* _Exercise brief_: Count how many lines of the material hold "Bust". Respond with that number alone.

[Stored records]
===

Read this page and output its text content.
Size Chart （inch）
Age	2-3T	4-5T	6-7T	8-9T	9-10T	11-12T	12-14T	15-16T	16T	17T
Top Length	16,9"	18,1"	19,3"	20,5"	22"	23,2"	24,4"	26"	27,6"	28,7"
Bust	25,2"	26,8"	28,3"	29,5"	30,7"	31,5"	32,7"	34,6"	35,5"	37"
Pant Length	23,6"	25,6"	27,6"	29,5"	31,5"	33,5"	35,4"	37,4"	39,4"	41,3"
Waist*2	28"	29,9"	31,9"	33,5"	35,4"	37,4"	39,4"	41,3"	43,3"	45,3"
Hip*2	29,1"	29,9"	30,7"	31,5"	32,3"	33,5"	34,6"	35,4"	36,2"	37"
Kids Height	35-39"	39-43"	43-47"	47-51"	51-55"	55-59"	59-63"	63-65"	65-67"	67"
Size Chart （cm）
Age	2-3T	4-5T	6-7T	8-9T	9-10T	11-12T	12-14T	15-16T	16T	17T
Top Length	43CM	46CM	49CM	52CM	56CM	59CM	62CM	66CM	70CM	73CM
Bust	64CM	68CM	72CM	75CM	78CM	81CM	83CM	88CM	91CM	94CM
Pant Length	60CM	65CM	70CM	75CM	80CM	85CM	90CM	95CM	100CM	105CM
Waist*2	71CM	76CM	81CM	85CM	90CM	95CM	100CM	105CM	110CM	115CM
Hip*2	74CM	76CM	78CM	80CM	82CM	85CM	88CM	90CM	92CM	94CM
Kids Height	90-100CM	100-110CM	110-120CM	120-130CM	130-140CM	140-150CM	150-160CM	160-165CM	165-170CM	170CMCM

===

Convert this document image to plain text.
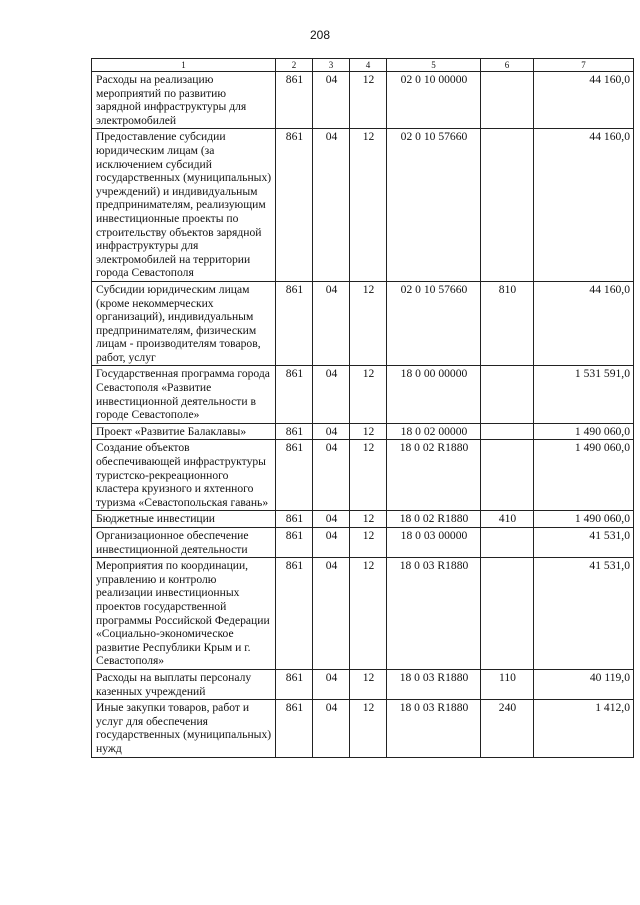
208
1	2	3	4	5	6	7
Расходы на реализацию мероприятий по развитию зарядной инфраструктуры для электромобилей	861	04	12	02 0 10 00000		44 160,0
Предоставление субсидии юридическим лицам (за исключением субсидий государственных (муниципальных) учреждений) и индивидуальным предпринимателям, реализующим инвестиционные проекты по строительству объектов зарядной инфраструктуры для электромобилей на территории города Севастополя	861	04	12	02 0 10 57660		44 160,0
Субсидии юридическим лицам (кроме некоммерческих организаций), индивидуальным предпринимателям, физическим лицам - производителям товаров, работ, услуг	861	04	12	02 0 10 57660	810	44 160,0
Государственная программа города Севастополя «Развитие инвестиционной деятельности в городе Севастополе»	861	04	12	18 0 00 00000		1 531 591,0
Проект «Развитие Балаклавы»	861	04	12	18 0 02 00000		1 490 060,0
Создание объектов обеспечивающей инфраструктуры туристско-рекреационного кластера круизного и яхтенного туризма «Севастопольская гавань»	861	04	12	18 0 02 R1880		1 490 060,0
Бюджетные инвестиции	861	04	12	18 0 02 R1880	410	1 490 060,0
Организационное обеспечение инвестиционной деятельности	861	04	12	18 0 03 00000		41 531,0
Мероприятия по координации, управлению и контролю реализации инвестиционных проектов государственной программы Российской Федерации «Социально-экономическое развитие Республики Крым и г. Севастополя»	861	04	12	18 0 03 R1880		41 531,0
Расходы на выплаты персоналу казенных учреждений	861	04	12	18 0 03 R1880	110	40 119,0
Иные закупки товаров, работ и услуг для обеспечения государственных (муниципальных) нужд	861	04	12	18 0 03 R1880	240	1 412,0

===

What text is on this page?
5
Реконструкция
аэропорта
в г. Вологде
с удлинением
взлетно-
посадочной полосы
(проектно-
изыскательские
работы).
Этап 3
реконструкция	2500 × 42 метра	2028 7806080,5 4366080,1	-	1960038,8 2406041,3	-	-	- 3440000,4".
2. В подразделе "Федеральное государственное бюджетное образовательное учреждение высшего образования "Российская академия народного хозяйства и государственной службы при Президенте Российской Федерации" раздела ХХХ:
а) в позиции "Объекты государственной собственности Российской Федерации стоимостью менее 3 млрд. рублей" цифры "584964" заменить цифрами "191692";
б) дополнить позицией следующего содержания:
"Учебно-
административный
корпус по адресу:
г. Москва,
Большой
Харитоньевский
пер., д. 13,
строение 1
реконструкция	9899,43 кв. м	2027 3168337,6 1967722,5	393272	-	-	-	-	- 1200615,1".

===

* _Exercise answer_: 2